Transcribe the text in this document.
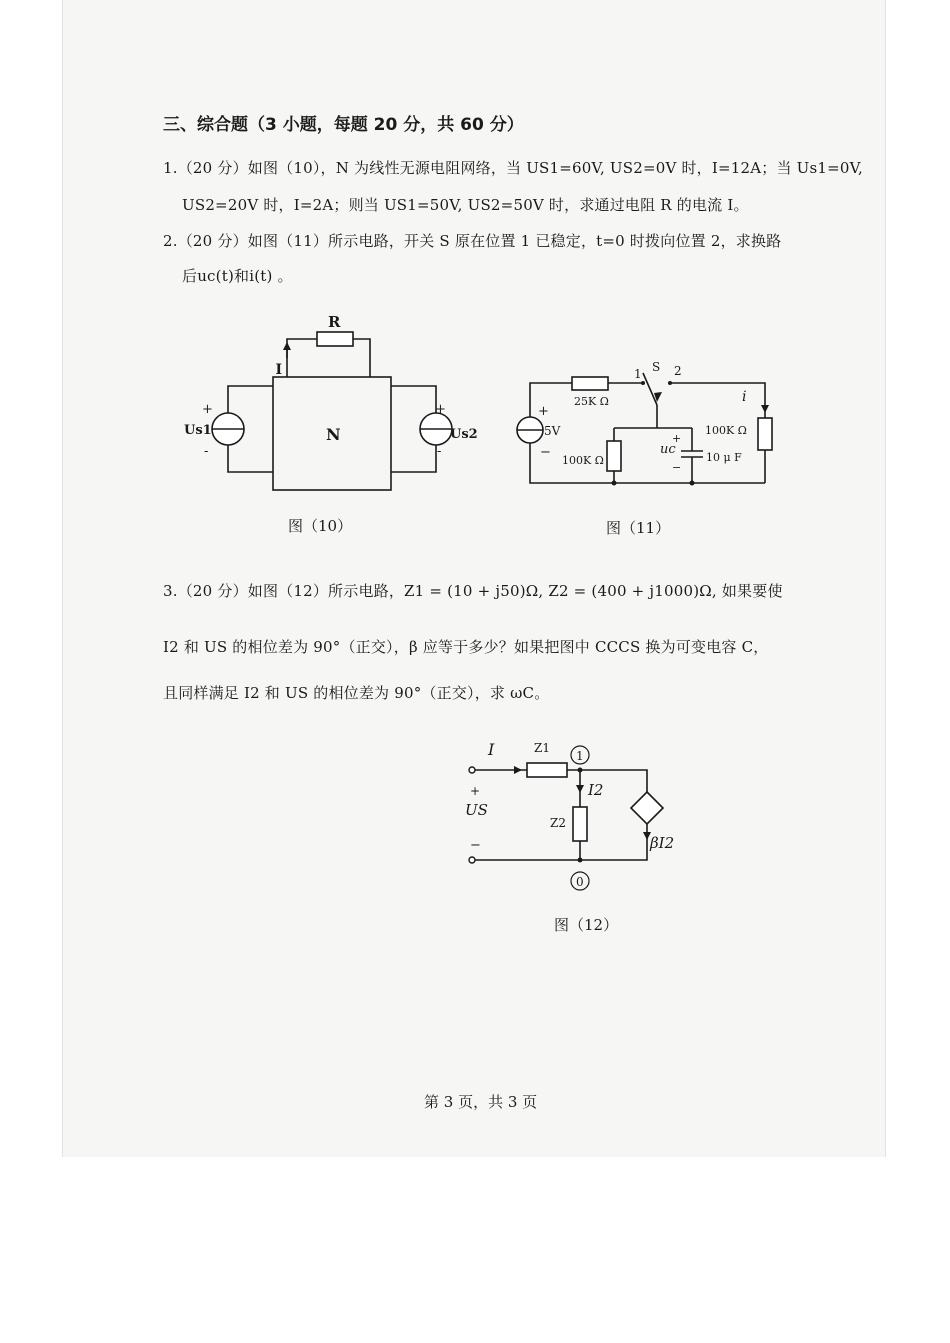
三、综合题（3 小题，每题 20 分，共 60 分）
1.（20 分）如图（10），N 为线性无源电阻网络，当 US1=60V, US2=0V 时，I=12A；当 Us1=0V,
US2=20V 时，I=2A；则当 US1=50V, US2=50V 时，求通过电阻 R 的电流 I。
2.（20 分）如图（11）所示电路，开关 S 原在位置 1 已稳定，t=0 时拨向位置 2，求换路
后uc(t)和i(t) 。
R
I
N
Us1	Us2
+
-
+
-
图（10）
25K Ω
5V
+
−
1 S 2
i
100K Ω
100K Ω
uc
+
−
10 μ F
图（11）
3.（20 分）如图（12）所示电路，Z1 = (10 + j50)Ω, Z2 = (400 + j1000)Ω, 如果要使
I2 和 US 的相位差为 90°（正交），β 应等于多少？如果把图中 CCCS 换为可变电容 C，
且同样满足 I2 和 US 的相位差为 90°（正交），求 ωC。
I	Z1
1
I2
Z2
βI2
US
+
−
0
图（12）
第 3 页，共 3 页
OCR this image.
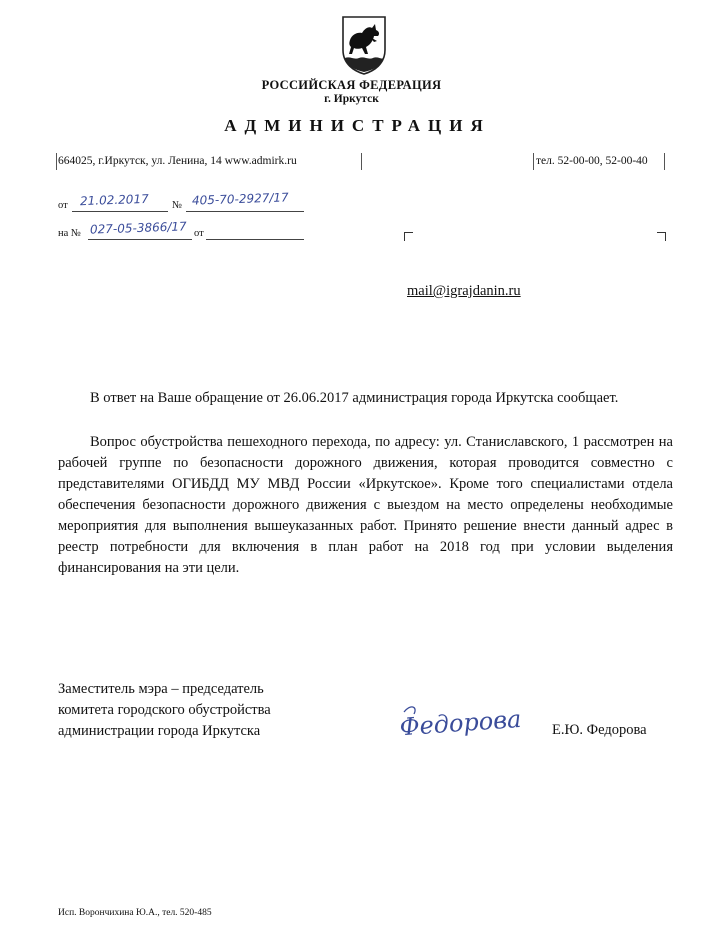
РОССИЙСКАЯ ФЕДЕРАЦИЯ
г. Иркутск
АДМИНИСТРАЦИЯ
664025, г.Иркутск, ул. Ленина, 14 www.admirk.ru	тел. 52-00-00, 52-00-40
от 21.02.2017 № 405-70-2927/17
на № 027-05-3866/17 от
mail@igrajdanin.ru

В ответ на Ваше обращение от 26.06.2017 администрация города Иркутска сообщает.

Вопрос обустройства пешеходного перехода, по адресу: ул. Станиславского, 1 рассмотрен на рабочей группе по безопасности дорожного движения, которая проводится совместно с представителями ОГИБДД МУ МВД России «Иркутское». Кроме того специалистами отдела обеспечения безопасности дорожного движения с выездом на место определены необходимые мероприятия для выполнения вышеуказанных работ. Принято решение внести данный адрес в реестр потребности для включения в план работ на 2018 год при условии выделения финансирования на эти цели.

Заместитель мэра – председатель
комитета городского обустройства
администрации города Иркутска	Федорова Е.Ю. Федорова
Исп. Ворончихина Ю.А., тел. 520-485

Goal of the exercise
Count every line in the data where the string "Иркутска" occurs. Give nothing except the number.

Written answer
2